(Excerpts from a layout annotation set)
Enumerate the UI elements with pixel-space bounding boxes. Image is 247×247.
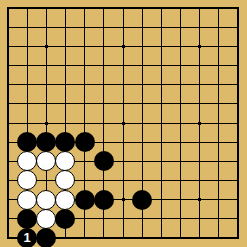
intersection-7-9[interactable] bbox=[133, 171, 152, 190]
intersection-7-10[interactable] bbox=[133, 190, 152, 209]
intersection-7-2[interactable] bbox=[133, 37, 152, 56]
intersection-8-1[interactable] bbox=[152, 18, 171, 37]
intersection-1-6[interactable] bbox=[18, 113, 37, 132]
intersection-6-3[interactable] bbox=[113, 56, 132, 75]
intersection-9-11[interactable] bbox=[171, 209, 190, 228]
intersection-10-4[interactable] bbox=[190, 75, 209, 94]
intersection-2-4[interactable] bbox=[37, 75, 56, 94]
intersection-2-2[interactable] bbox=[37, 37, 56, 56]
intersection-12-7[interactable] bbox=[228, 133, 247, 152]
black-stone bbox=[75, 190, 95, 210]
black-stone bbox=[55, 209, 75, 229]
intersection-10-12[interactable] bbox=[190, 228, 209, 247]
black-stone: 1 bbox=[17, 228, 37, 247]
intersection-9-5[interactable] bbox=[171, 94, 190, 113]
white-stone bbox=[36, 151, 56, 171]
intersection-9-7[interactable] bbox=[171, 133, 190, 152]
intersection-3-2[interactable] bbox=[56, 37, 75, 56]
intersection-1-3[interactable] bbox=[18, 56, 37, 75]
intersection-12-6[interactable] bbox=[228, 113, 247, 132]
intersection-4-2[interactable] bbox=[75, 37, 94, 56]
intersection-7-8[interactable] bbox=[133, 152, 152, 171]
white-stone bbox=[17, 170, 37, 190]
intersection-5-2[interactable] bbox=[94, 37, 113, 56]
intersection-0-7[interactable] bbox=[0, 133, 18, 152]
intersection-6-11[interactable] bbox=[113, 209, 132, 228]
intersection-8-8[interactable] bbox=[152, 152, 171, 171]
intersection-3-5[interactable] bbox=[56, 94, 75, 113]
intersection-8-2[interactable] bbox=[152, 37, 171, 56]
intersection-0-9[interactable] bbox=[0, 171, 18, 190]
intersection-0-11[interactable] bbox=[0, 209, 18, 228]
intersection-10-0[interactable] bbox=[190, 0, 209, 18]
black-stone bbox=[75, 132, 95, 152]
intersection-8-10[interactable] bbox=[152, 190, 171, 209]
intersection-11-11[interactable] bbox=[209, 209, 228, 228]
intersection-11-10[interactable] bbox=[209, 190, 228, 209]
intersection-12-3[interactable] bbox=[228, 56, 247, 75]
intersection-5-7[interactable] bbox=[94, 133, 113, 152]
intersection-1-11[interactable] bbox=[18, 209, 37, 228]
intersection-1-9[interactable] bbox=[18, 171, 37, 190]
intersection-3-12[interactable] bbox=[56, 228, 75, 247]
intersection-7-11[interactable] bbox=[133, 209, 152, 228]
black-stone bbox=[94, 190, 114, 210]
intersection-10-8[interactable] bbox=[190, 152, 209, 171]
intersection-0-0[interactable] bbox=[0, 0, 18, 18]
intersection-4-7[interactable] bbox=[75, 133, 94, 152]
intersection-8-7[interactable] bbox=[152, 133, 171, 152]
intersection-3-1[interactable] bbox=[56, 18, 75, 37]
black-stone bbox=[36, 132, 56, 152]
intersection-8-6[interactable] bbox=[152, 113, 171, 132]
intersection-12-4[interactable] bbox=[228, 75, 247, 94]
intersection-8-0[interactable] bbox=[152, 0, 171, 18]
intersection-9-9[interactable] bbox=[171, 171, 190, 190]
intersection-8-4[interactable] bbox=[152, 75, 171, 94]
intersection-8-12[interactable] bbox=[152, 228, 171, 247]
black-stone bbox=[55, 132, 75, 152]
intersection-12-2[interactable] bbox=[228, 37, 247, 56]
move-number-label: 1 bbox=[24, 231, 31, 244]
intersection-6-9[interactable] bbox=[113, 171, 132, 190]
intersection-5-11[interactable] bbox=[94, 209, 113, 228]
intersection-2-11[interactable] bbox=[37, 209, 56, 228]
white-stone bbox=[36, 209, 56, 229]
intersection-2-0[interactable] bbox=[37, 0, 56, 18]
intersection-10-10[interactable] bbox=[190, 190, 209, 209]
intersection-4-6[interactable] bbox=[75, 113, 94, 132]
intersection-7-0[interactable] bbox=[133, 0, 152, 18]
intersection-0-6[interactable] bbox=[0, 113, 18, 132]
white-stone bbox=[55, 170, 75, 190]
intersection-3-3[interactable] bbox=[56, 56, 75, 75]
intersection-11-4[interactable] bbox=[209, 75, 228, 94]
intersection-5-0[interactable] bbox=[94, 0, 113, 18]
intersection-2-3[interactable] bbox=[37, 56, 56, 75]
intersection-1-10[interactable] bbox=[18, 190, 37, 209]
intersection-4-11[interactable] bbox=[75, 209, 94, 228]
intersection-4-10[interactable] bbox=[75, 190, 94, 209]
intersection-0-10[interactable] bbox=[0, 190, 18, 209]
intersection-2-10[interactable] bbox=[37, 190, 56, 209]
black-stone bbox=[94, 151, 114, 171]
white-stone bbox=[36, 190, 56, 210]
intersection-4-12[interactable] bbox=[75, 228, 94, 247]
intersection-2-8[interactable] bbox=[37, 152, 56, 171]
white-stone bbox=[55, 151, 75, 171]
intersection-0-5[interactable] bbox=[0, 94, 18, 113]
intersection-12-1[interactable] bbox=[228, 18, 247, 37]
intersection-9-6[interactable] bbox=[171, 113, 190, 132]
intersection-6-4[interactable] bbox=[113, 75, 132, 94]
intersection-4-3[interactable] bbox=[75, 56, 94, 75]
intersection-2-9[interactable] bbox=[37, 171, 56, 190]
intersection-12-0[interactable] bbox=[228, 0, 247, 18]
intersection-8-5[interactable] bbox=[152, 94, 171, 113]
intersection-4-9[interactable] bbox=[75, 171, 94, 190]
intersection-10-1[interactable] bbox=[190, 18, 209, 37]
intersection-12-12[interactable] bbox=[228, 228, 247, 247]
intersection-3-10[interactable] bbox=[56, 190, 75, 209]
intersection-10-11[interactable] bbox=[190, 209, 209, 228]
intersection-11-0[interactable] bbox=[209, 0, 228, 18]
intersection-11-5[interactable] bbox=[209, 94, 228, 113]
intersection-7-12[interactable] bbox=[133, 228, 152, 247]
intersection-9-12[interactable] bbox=[171, 228, 190, 247]
intersection-0-4[interactable] bbox=[0, 75, 18, 94]
intersection-0-8[interactable] bbox=[0, 152, 18, 171]
intersection-1-5[interactable] bbox=[18, 94, 37, 113]
intersection-10-7[interactable] bbox=[190, 133, 209, 152]
intersection-6-6[interactable] bbox=[113, 113, 132, 132]
intersection-9-2[interactable] bbox=[171, 37, 190, 56]
intersection-10-2[interactable] bbox=[190, 37, 209, 56]
intersection-11-9[interactable] bbox=[209, 171, 228, 190]
white-stone bbox=[17, 151, 37, 171]
intersection-7-5[interactable] bbox=[133, 94, 152, 113]
intersection-5-9[interactable] bbox=[94, 171, 113, 190]
black-stone bbox=[17, 209, 37, 229]
intersection-4-1[interactable] bbox=[75, 18, 94, 37]
intersection-10-5[interactable] bbox=[190, 94, 209, 113]
intersection-1-2[interactable] bbox=[18, 37, 37, 56]
intersection-9-8[interactable] bbox=[171, 152, 190, 171]
intersection-7-6[interactable] bbox=[133, 113, 152, 132]
intersection-0-1[interactable] bbox=[0, 18, 18, 37]
intersection-1-12[interactable]: 1 bbox=[18, 228, 37, 247]
intersection-5-6[interactable] bbox=[94, 113, 113, 132]
intersection-10-9[interactable] bbox=[190, 171, 209, 190]
intersection-11-12[interactable] bbox=[209, 228, 228, 247]
intersection-7-4[interactable] bbox=[133, 75, 152, 94]
intersection-6-1[interactable] bbox=[113, 18, 132, 37]
intersection-6-10[interactable] bbox=[113, 190, 132, 209]
intersection-0-3[interactable] bbox=[0, 56, 18, 75]
intersection-12-9[interactable] bbox=[228, 171, 247, 190]
black-stone bbox=[132, 190, 152, 210]
intersection-6-8[interactable] bbox=[113, 152, 132, 171]
intersection-3-4[interactable] bbox=[56, 75, 75, 94]
intersection-9-4[interactable] bbox=[171, 75, 190, 94]
intersection-4-8[interactable] bbox=[75, 152, 94, 171]
intersection-9-1[interactable] bbox=[171, 18, 190, 37]
intersection-6-12[interactable] bbox=[113, 228, 132, 247]
intersection-5-5[interactable] bbox=[94, 94, 113, 113]
intersection-2-7[interactable] bbox=[37, 133, 56, 152]
intersection-2-6[interactable] bbox=[37, 113, 56, 132]
intersection-2-12[interactable] bbox=[37, 228, 56, 247]
intersection-4-5[interactable] bbox=[75, 94, 94, 113]
intersection-3-11[interactable] bbox=[56, 209, 75, 228]
intersection-6-2[interactable] bbox=[113, 37, 132, 56]
intersection-5-12[interactable] bbox=[94, 228, 113, 247]
intersection-2-1[interactable] bbox=[37, 18, 56, 37]
intersection-12-5[interactable] bbox=[228, 94, 247, 113]
white-stone bbox=[17, 190, 37, 210]
intersection-11-3[interactable] bbox=[209, 56, 228, 75]
intersection-9-10[interactable] bbox=[171, 190, 190, 209]
intersection-3-7[interactable] bbox=[56, 133, 75, 152]
intersection-9-0[interactable] bbox=[171, 0, 190, 18]
intersection-3-9[interactable] bbox=[56, 171, 75, 190]
intersection-12-10[interactable] bbox=[228, 190, 247, 209]
black-stone bbox=[17, 132, 37, 152]
intersection-1-7[interactable] bbox=[18, 133, 37, 152]
intersection-0-2[interactable] bbox=[0, 37, 18, 56]
intersection-1-4[interactable] bbox=[18, 75, 37, 94]
intersection-7-3[interactable] bbox=[133, 56, 152, 75]
intersection-3-0[interactable] bbox=[56, 0, 75, 18]
intersection-6-7[interactable] bbox=[113, 133, 132, 152]
intersection-8-11[interactable] bbox=[152, 209, 171, 228]
intersection-11-2[interactable] bbox=[209, 37, 228, 56]
intersection-11-6[interactable] bbox=[209, 113, 228, 132]
intersection-1-8[interactable] bbox=[18, 152, 37, 171]
intersection-8-9[interactable] bbox=[152, 171, 171, 190]
intersection-5-10[interactable] bbox=[94, 190, 113, 209]
intersection-7-7[interactable] bbox=[133, 133, 152, 152]
intersection-4-4[interactable] bbox=[75, 75, 94, 94]
intersection-5-1[interactable] bbox=[94, 18, 113, 37]
intersection-9-3[interactable] bbox=[171, 56, 190, 75]
intersection-11-7[interactable] bbox=[209, 133, 228, 152]
intersection-1-1[interactable] bbox=[18, 18, 37, 37]
intersection-12-11[interactable] bbox=[228, 209, 247, 228]
intersection-8-3[interactable] bbox=[152, 56, 171, 75]
intersection-5-4[interactable] bbox=[94, 75, 113, 94]
intersection-10-6[interactable] bbox=[190, 113, 209, 132]
intersection-5-8[interactable] bbox=[94, 152, 113, 171]
intersection-6-5[interactable] bbox=[113, 94, 132, 113]
black-stone bbox=[36, 228, 56, 247]
go-board: 1 bbox=[0, 0, 247, 247]
intersection-0-12[interactable] bbox=[0, 228, 18, 247]
intersection-10-3[interactable] bbox=[190, 56, 209, 75]
intersection-1-0[interactable] bbox=[18, 0, 37, 18]
intersection-11-8[interactable] bbox=[209, 152, 228, 171]
intersection-2-5[interactable] bbox=[37, 94, 56, 113]
intersection-5-3[interactable] bbox=[94, 56, 113, 75]
intersection-7-1[interactable] bbox=[133, 18, 152, 37]
intersection-4-0[interactable] bbox=[75, 0, 94, 18]
white-stone bbox=[55, 190, 75, 210]
board-grid: 1 bbox=[0, 0, 247, 247]
intersection-3-6[interactable] bbox=[56, 113, 75, 132]
intersection-3-8[interactable] bbox=[56, 152, 75, 171]
intersection-11-1[interactable] bbox=[209, 18, 228, 37]
intersection-12-8[interactable] bbox=[228, 152, 247, 171]
intersection-6-0[interactable] bbox=[113, 0, 132, 18]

The request:
Rewrite the rows between the line holding "intersection-7-9[interactable] bbox=[133, 171, 152, 190]" and the line holding "intersection-2-2[interactable] bbox=[37, 37, 56, 56]", inclusive, changing every "interactable" to "clickable" and leaving everything else as it is.

Response to this task:
intersection-7-9[clickable] bbox=[133, 171, 152, 190]
intersection-7-10[clickable] bbox=[133, 190, 152, 209]
intersection-7-2[clickable] bbox=[133, 37, 152, 56]
intersection-8-1[clickable] bbox=[152, 18, 171, 37]
intersection-1-6[clickable] bbox=[18, 113, 37, 132]
intersection-6-3[clickable] bbox=[113, 56, 132, 75]
intersection-9-11[clickable] bbox=[171, 209, 190, 228]
intersection-10-4[clickable] bbox=[190, 75, 209, 94]
intersection-2-4[clickable] bbox=[37, 75, 56, 94]
intersection-2-2[clickable] bbox=[37, 37, 56, 56]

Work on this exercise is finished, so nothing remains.